* [Exercise goal] Copy out every line that contains the word "jüdische".

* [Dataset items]
* START *

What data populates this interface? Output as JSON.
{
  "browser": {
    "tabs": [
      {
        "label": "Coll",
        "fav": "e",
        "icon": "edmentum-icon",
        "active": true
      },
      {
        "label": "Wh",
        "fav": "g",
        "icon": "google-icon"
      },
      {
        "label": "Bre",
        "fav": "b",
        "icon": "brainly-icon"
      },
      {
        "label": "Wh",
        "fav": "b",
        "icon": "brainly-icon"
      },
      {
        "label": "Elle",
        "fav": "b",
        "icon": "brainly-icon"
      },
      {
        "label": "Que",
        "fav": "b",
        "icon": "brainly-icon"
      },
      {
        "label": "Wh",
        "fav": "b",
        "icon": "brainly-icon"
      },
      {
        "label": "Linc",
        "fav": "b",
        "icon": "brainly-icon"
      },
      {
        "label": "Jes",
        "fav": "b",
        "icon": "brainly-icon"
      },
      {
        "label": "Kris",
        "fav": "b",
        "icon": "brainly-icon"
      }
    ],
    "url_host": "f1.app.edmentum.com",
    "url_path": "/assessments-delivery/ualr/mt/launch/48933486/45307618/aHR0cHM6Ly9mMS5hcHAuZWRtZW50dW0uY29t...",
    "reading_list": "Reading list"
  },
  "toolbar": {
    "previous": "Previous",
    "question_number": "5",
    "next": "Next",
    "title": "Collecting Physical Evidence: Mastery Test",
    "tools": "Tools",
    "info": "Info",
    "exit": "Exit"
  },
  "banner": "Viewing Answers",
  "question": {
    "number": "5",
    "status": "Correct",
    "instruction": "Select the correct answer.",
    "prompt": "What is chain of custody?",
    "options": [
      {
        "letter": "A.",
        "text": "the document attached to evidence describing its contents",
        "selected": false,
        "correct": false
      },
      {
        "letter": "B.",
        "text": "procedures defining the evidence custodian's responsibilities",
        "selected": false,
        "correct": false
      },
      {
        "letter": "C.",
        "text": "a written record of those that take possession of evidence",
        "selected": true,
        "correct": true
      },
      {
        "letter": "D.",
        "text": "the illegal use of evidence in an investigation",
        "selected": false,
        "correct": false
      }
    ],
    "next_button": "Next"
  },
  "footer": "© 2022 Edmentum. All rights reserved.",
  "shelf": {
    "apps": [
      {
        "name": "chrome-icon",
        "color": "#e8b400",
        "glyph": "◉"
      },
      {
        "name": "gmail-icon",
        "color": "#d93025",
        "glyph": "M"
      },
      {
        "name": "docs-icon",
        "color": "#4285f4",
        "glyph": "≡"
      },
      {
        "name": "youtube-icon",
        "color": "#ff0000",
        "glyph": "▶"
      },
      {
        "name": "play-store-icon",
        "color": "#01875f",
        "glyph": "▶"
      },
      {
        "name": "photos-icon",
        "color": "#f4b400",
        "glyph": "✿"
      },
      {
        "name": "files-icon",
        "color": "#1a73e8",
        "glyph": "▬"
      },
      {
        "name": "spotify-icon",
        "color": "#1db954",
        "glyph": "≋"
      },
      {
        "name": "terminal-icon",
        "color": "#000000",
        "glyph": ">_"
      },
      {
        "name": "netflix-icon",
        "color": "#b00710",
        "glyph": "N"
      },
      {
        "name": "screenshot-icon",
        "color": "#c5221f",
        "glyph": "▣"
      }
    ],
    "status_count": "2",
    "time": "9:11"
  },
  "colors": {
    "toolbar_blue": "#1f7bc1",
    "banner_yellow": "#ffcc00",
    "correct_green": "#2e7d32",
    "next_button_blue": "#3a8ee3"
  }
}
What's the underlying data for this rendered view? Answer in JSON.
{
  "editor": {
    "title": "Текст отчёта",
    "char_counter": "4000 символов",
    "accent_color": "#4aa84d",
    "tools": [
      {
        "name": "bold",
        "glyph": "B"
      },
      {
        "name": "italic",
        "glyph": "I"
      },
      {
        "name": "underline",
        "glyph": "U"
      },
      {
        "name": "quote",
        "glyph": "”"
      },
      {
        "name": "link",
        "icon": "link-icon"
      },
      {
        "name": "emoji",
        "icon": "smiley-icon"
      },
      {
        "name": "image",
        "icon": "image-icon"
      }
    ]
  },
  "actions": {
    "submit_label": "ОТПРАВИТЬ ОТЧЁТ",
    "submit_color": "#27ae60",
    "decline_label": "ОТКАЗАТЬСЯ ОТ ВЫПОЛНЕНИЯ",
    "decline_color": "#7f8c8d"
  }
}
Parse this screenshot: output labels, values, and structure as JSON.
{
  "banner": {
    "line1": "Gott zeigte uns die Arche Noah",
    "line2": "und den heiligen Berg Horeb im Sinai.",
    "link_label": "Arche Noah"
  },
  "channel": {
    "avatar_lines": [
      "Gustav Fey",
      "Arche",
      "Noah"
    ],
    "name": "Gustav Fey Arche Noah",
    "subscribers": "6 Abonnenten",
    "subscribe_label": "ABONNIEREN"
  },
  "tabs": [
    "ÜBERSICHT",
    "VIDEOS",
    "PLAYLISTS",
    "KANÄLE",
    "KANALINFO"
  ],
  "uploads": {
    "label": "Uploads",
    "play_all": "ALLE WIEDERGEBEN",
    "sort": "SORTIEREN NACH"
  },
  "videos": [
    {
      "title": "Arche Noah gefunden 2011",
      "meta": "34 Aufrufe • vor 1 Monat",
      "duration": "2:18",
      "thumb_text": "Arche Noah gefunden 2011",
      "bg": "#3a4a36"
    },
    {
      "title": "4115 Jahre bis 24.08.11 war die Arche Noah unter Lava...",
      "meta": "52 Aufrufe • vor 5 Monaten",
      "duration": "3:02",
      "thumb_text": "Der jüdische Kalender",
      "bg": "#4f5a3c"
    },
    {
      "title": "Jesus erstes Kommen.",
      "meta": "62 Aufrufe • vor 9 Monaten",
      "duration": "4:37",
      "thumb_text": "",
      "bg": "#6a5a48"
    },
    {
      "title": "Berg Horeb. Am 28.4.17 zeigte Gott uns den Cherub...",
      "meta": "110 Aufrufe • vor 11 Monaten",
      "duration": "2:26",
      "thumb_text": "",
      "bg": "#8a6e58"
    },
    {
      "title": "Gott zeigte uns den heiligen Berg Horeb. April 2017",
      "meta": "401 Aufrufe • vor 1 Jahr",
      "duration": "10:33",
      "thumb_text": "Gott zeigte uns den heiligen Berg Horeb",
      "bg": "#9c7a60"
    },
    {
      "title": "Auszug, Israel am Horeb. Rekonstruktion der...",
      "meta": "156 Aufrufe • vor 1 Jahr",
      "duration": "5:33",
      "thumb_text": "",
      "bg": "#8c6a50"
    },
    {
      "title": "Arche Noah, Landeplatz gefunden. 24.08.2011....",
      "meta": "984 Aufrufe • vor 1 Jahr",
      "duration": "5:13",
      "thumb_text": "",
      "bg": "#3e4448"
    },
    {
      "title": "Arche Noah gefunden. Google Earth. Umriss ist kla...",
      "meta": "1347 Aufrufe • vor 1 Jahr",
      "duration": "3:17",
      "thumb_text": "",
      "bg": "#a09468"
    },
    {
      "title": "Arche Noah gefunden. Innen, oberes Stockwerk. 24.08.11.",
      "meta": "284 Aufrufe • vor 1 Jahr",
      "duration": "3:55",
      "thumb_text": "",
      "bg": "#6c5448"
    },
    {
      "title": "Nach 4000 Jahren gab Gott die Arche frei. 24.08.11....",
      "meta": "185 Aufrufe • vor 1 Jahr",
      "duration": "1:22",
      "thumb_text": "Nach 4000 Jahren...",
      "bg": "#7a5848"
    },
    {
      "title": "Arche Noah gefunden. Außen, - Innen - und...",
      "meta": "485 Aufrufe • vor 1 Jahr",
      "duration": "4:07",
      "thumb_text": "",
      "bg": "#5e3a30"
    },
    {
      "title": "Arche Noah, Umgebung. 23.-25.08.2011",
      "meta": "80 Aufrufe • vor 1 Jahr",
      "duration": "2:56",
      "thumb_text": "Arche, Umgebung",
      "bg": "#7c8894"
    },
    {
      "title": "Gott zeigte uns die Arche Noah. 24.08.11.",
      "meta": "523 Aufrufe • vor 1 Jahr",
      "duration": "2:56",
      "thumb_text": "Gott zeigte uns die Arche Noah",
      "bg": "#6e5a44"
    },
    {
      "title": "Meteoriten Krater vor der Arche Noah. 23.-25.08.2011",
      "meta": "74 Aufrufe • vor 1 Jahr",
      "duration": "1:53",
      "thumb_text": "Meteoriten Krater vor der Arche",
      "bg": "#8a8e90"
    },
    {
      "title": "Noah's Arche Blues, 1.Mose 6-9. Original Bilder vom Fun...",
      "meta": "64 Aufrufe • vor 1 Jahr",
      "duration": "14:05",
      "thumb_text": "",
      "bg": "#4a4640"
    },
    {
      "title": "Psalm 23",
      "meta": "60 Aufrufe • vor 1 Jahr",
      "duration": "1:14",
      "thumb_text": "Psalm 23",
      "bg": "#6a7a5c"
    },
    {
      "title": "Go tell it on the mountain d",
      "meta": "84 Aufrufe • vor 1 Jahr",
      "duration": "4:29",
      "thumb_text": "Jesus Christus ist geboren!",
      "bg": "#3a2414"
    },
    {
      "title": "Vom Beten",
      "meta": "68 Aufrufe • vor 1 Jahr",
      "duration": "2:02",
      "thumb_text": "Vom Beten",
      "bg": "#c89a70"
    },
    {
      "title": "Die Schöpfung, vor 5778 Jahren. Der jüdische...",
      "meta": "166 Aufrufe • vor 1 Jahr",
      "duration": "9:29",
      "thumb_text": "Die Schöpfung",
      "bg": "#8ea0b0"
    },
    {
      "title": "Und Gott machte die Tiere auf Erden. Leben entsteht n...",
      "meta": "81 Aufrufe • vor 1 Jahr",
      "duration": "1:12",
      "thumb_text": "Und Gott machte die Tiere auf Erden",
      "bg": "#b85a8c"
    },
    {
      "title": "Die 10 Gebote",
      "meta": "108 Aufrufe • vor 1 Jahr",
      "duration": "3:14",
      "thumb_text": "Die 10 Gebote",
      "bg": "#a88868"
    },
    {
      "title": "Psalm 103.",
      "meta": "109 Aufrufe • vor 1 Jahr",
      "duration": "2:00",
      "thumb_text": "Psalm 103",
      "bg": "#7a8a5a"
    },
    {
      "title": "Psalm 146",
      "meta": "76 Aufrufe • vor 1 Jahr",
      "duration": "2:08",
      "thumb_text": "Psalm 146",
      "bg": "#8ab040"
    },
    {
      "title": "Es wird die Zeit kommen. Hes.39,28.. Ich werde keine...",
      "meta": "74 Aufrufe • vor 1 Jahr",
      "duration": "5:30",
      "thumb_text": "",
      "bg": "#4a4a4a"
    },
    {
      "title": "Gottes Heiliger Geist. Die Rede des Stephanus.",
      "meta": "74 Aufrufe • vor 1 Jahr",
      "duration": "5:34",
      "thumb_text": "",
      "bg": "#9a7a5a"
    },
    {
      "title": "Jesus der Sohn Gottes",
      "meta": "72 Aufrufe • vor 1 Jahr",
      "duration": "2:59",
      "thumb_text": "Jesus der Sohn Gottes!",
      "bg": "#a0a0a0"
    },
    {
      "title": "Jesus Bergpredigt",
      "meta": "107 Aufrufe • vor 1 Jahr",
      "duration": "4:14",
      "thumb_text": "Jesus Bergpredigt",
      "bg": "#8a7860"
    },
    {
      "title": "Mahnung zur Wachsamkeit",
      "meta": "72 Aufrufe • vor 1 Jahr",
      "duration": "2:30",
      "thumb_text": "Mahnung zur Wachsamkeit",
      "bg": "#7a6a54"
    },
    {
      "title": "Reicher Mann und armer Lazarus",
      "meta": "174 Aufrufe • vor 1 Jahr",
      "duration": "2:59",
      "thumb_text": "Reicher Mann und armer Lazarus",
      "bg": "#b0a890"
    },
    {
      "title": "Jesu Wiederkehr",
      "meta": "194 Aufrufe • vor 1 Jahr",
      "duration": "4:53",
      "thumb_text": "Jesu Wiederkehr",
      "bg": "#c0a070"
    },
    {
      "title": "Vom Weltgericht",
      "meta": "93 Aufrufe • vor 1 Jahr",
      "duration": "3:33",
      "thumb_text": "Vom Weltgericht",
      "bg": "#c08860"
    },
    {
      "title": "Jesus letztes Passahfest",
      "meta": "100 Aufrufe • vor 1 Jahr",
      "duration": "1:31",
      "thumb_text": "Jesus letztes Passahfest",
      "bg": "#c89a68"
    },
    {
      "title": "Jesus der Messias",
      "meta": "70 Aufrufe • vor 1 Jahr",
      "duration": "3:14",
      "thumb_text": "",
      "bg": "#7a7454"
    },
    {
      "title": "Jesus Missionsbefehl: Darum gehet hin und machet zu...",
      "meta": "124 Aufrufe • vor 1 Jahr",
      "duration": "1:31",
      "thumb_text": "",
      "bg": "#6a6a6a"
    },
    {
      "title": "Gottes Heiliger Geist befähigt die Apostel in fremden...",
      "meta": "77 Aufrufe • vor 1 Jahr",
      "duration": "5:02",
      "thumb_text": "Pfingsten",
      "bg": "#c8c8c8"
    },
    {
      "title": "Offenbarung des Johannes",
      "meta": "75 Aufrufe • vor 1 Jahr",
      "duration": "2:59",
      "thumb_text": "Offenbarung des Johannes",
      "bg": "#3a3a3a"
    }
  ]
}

* END *

* [Full solution]
      "thumb_text": "Der jüdische Kalender",
      "title": "Die Schöpfung, vor 5778 Jahren. Der jüdische...",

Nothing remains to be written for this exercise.